Can you return, character for character, every line from the one containing "- category-boxart[interactable]: [1037, 175, 1061, 207]" down to the one containing "- chat-username[interactable]: Rputhn: [751, 537, 788, 549]", with both of those lines included?

_ _ _

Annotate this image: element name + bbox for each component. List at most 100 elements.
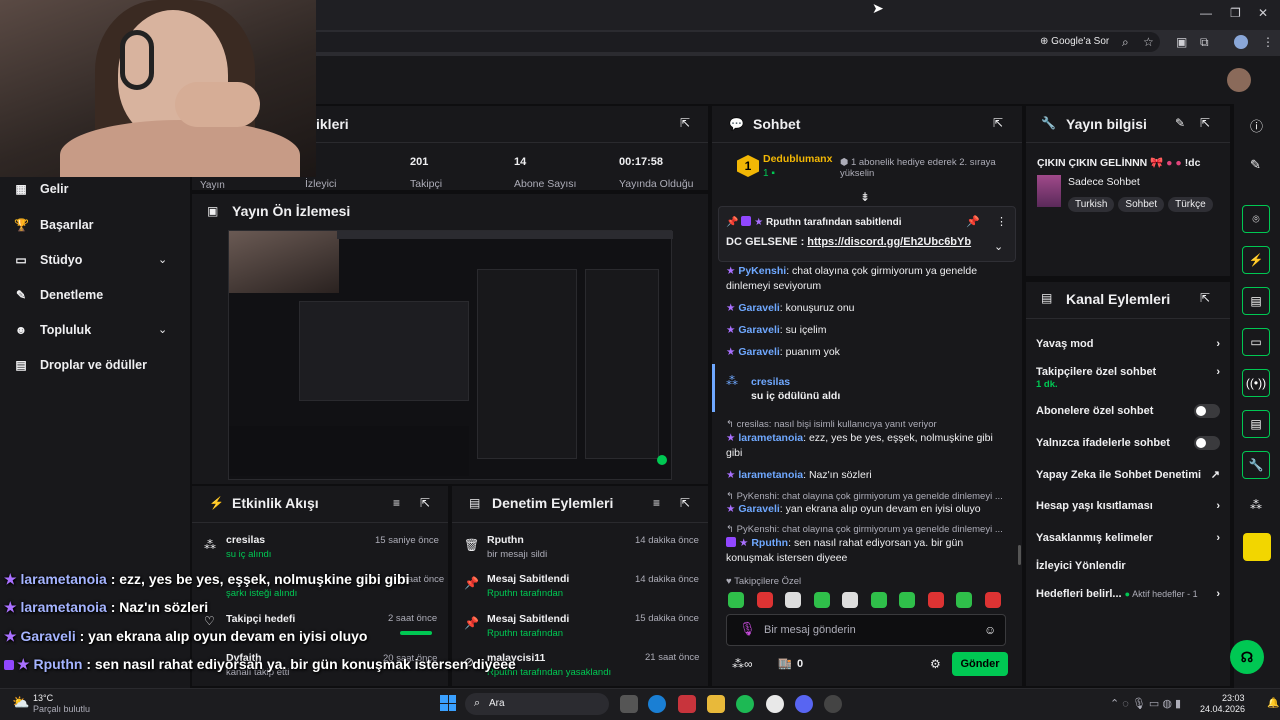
- category-boxart[interactable]: [1037, 175, 1061, 207]
- windows-start-icon[interactable]: [440, 695, 456, 711]
- media-icon[interactable]: ▣: [1176, 35, 1187, 49]
- rail-button-wrench[interactable]: 🔧: [1242, 451, 1270, 479]
- send-button[interactable]: Gönder: [952, 652, 1008, 676]
- chevron-down-icon[interactable]: ⌄: [994, 240, 1003, 253]
- chevron-down-icon[interactable]: ⌄: [158, 323, 167, 336]
- edge-icon[interactable]: [648, 695, 666, 713]
- emote-icon[interactable]: [842, 592, 858, 608]
- support-headset-icon[interactable]: ☊: [1230, 640, 1264, 674]
- user-avatar[interactable]: [1227, 68, 1251, 92]
- pinned-link[interactable]: https://discord.gg/Eh2Ubc6bYb: [807, 236, 971, 248]
- popout-icon[interactable]: ⇱: [420, 496, 430, 510]
- sidebar-item-topluluk[interactable]: ☻ Topluluk: [14, 323, 91, 337]
- app-p-icon[interactable]: [678, 695, 696, 713]
- chat-username[interactable]: larametanoia: [738, 432, 803, 444]
- sidebar-item-gelir[interactable]: ▦ Gelir: [14, 182, 68, 196]
- info-icon[interactable]: ⓘ: [1250, 116, 1263, 135]
- sidebar-item-basarilar[interactable]: 🏆 Başarılar: [14, 218, 94, 232]
- mod-action-title[interactable]: Rputhn: [487, 534, 524, 546]
- top-gifter-name[interactable]: Dedublumanx: [763, 153, 832, 165]
- chat-username[interactable]: Rputhn: [751, 537, 788, 549]
- emote-icon[interactable]: [899, 592, 915, 608]
- minimize-icon[interactable]: —: [1200, 6, 1212, 20]
- rail-extension-icon[interactable]: [1243, 533, 1271, 561]
- close-icon[interactable]: ✕: [1258, 6, 1268, 20]
- address-bar[interactable]: [300, 32, 1160, 52]
- rail-button-broadcast[interactable]: ((•)): [1242, 369, 1270, 397]
- action-account-age[interactable]: Hesap yaşı kısıtlaması ›: [1036, 500, 1220, 512]
- taskbar-search[interactable]: [465, 693, 609, 715]
- emote-icon[interactable]: [956, 592, 972, 608]
- emote-icon[interactable]: [785, 592, 801, 608]
- action-followers-only[interactable]: Takipçilere özel sohbet ›: [1036, 366, 1220, 378]
- popout-icon[interactable]: ⇱: [1200, 291, 1210, 305]
- microphone-icon[interactable]: 🎙: [739, 621, 756, 637]
- edit-pencil-icon[interactable]: ✎: [1250, 157, 1261, 173]
- action-raid[interactable]: İzleyici Yönlendir: [1036, 560, 1220, 572]
- emoji-icon[interactable]: ☺: [984, 623, 996, 637]
- emote-icon[interactable]: [870, 592, 887, 608]
- chat-username[interactable]: larametanoia: [738, 469, 803, 481]
- chat-scrollbar[interactable]: [1018, 545, 1021, 565]
- chrome-icon[interactable]: [766, 695, 784, 713]
- channel-points-icon[interactable]: ⁂∞: [732, 657, 753, 671]
- bookmark-star-icon[interactable]: ☆: [1143, 35, 1154, 49]
- popout-icon[interactable]: ⇱: [680, 116, 690, 130]
- clock-time[interactable]: 23:03: [1222, 693, 1245, 703]
- edit-pencil-icon[interactable]: ✎: [1175, 116, 1185, 130]
- tag[interactable]: Sohbet: [1118, 197, 1165, 212]
- activity-user[interactable]: cresilas: [226, 534, 265, 546]
- action-slow-mode[interactable]: Yavaş mod ›: [1036, 338, 1220, 350]
- emote-icon[interactable]: [927, 592, 944, 608]
- emote-icon[interactable]: [984, 592, 1001, 608]
- emote-icon[interactable]: [813, 592, 830, 608]
- sidebar-item-denetleme[interactable]: ✎ Denetleme: [14, 288, 103, 302]
- stream-category[interactable]: Sadece Sohbet: [1068, 176, 1140, 188]
- rail-button-document[interactable]: ▤: [1242, 287, 1270, 315]
- extensions-icon[interactable]: ⧉: [1200, 35, 1209, 50]
- filter-icon[interactable]: ≡: [393, 496, 400, 510]
- profile-avatar[interactable]: [1234, 35, 1248, 49]
- app-icon[interactable]: [824, 695, 842, 713]
- tag[interactable]: Turkish: [1068, 197, 1115, 212]
- filter-icon[interactable]: ≡: [653, 496, 660, 510]
- rail-button-camera[interactable]: ⌾: [1242, 205, 1270, 233]
- collapse-arrow-icon[interactable]: ⇟: [860, 190, 870, 204]
- menu-kebab-icon[interactable]: ⋮: [1262, 35, 1274, 49]
- rail-button-chat[interactable]: ▭: [1242, 328, 1270, 356]
- stream-preview-video[interactable]: [228, 230, 673, 480]
- tray-icons[interactable]: ⌃ ◌ 🎙 ▭ ◍ ▮: [1110, 697, 1181, 710]
- emote-icon[interactable]: [756, 592, 773, 608]
- chat-username[interactable]: Garaveli: [738, 324, 779, 336]
- file-explorer-icon[interactable]: [707, 695, 725, 713]
- chat-username[interactable]: PyKenshi: [738, 265, 786, 277]
- chat-username[interactable]: Garaveli: [738, 302, 779, 314]
- store-icon[interactable]: 🏬: [778, 657, 792, 670]
- spotify-icon[interactable]: [736, 695, 754, 713]
- action-banned-words[interactable]: Yasaklanmış kelimeler ›: [1036, 532, 1220, 544]
- popout-icon[interactable]: ⇱: [993, 116, 1003, 130]
- notification-icon[interactable]: 🔔: [1267, 698, 1279, 709]
- discord-icon[interactable]: [795, 695, 813, 713]
- chevron-down-icon[interactable]: ⌄: [158, 253, 167, 266]
- maximize-icon[interactable]: ❐: [1230, 6, 1241, 20]
- settings-gear-icon[interactable]: ⚙: [930, 657, 941, 671]
- subs-only-toggle[interactable]: [1194, 404, 1220, 418]
- emote-icon[interactable]: [728, 592, 744, 608]
- more-options-icon[interactable]: ⋮: [996, 215, 1007, 228]
- zoom-icon[interactable]: ⌕: [1122, 35, 1129, 50]
- unpin-icon[interactable]: 📌: [966, 215, 980, 228]
- emote-only-toggle[interactable]: [1194, 436, 1220, 450]
- popout-icon[interactable]: ⇱: [1200, 116, 1210, 130]
- action-ai-moderation[interactable]: Yapay Zeka ile Sohbet Denetimi ↗: [1036, 468, 1220, 482]
- chat-username[interactable]: Garaveli: [738, 346, 779, 358]
- tag[interactable]: Türkçe: [1168, 197, 1213, 212]
- sidebar-item-droplar[interactable]: ▤ Droplar ve ödüller: [14, 358, 147, 372]
- task-view-icon[interactable]: [620, 695, 638, 713]
- channel-points-icon[interactable]: ⁂: [1250, 498, 1262, 512]
- popout-icon[interactable]: ⇱: [680, 496, 690, 510]
- sidebar-item-studyo[interactable]: ▭ Stüdyo: [14, 253, 82, 267]
- redemption-user[interactable]: cresilas: [751, 376, 790, 388]
- rail-button-lightning[interactable]: ⚡: [1242, 246, 1270, 274]
- weather-temp[interactable]: 13°C: [33, 693, 53, 703]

_ _ _

=== RIGHT ANSWER ===
- category-boxart[interactable]: [1037, 175, 1061, 207]
- windows-start-icon[interactable]: [440, 695, 456, 711]
- media-icon[interactable]: ▣: [1176, 35, 1187, 49]
- rail-button-wrench[interactable]: 🔧: [1242, 451, 1270, 479]
- send-button[interactable]: Gönder: [952, 652, 1008, 676]
- chevron-down-icon[interactable]: ⌄: [994, 240, 1003, 253]
- chevron-down-icon[interactable]: ⌄: [158, 323, 167, 336]
- edge-icon[interactable]: [648, 695, 666, 713]
- emote-icon[interactable]: [842, 592, 858, 608]
- support-headset-icon[interactable]: ☊: [1230, 640, 1264, 674]
- user-avatar[interactable]: [1227, 68, 1251, 92]
- pinned-link[interactable]: https://discord.gg/Eh2Ubc6bYb: [807, 236, 971, 248]
- popout-icon[interactable]: ⇱: [420, 496, 430, 510]
- sidebar-item-topluluk[interactable]: ☻ Topluluk: [14, 323, 91, 337]
- app-p-icon[interactable]: [678, 695, 696, 713]
- chat-username[interactable]: larametanoia: [738, 432, 803, 444]
- sidebar-item-gelir[interactable]: ▦ Gelir: [14, 182, 68, 196]
- info-icon[interactable]: ⓘ: [1250, 116, 1263, 135]
- sidebar-item-basarilar[interactable]: 🏆 Başarılar: [14, 218, 94, 232]
- mod-action-title[interactable]: Rputhn: [487, 534, 524, 546]
- top-gifter-name[interactable]: Dedublumanx: [763, 153, 832, 165]
- chat-username[interactable]: Rputhn: [751, 537, 788, 549]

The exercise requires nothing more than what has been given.